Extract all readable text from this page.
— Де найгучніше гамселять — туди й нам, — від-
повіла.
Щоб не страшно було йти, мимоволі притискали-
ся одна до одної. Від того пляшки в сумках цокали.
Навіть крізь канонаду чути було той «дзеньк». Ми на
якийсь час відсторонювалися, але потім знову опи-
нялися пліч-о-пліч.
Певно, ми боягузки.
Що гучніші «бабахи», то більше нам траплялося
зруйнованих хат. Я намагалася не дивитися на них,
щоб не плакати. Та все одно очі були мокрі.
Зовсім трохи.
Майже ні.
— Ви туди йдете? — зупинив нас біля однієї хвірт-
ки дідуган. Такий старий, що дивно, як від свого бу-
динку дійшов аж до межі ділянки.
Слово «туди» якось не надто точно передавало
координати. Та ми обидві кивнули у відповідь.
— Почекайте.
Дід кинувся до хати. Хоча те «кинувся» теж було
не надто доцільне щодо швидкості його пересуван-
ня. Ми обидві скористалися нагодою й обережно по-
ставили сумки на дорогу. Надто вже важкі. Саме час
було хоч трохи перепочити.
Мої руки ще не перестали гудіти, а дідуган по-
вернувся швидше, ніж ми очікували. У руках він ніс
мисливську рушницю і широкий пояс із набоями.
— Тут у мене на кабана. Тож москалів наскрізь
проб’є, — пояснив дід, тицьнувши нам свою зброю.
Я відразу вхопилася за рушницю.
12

:::::

The exercise: Scan the material above for the word "було". Copy each line where it occurs.

Solution below:
Щоб не страшно було йти, мимоволі притискали-
Навіть крізь канонаду чути було той «дзеньк». Ми на
Дід кинувся до хати. Хоча те «кинувся» теж було
було хоч трохи перепочити.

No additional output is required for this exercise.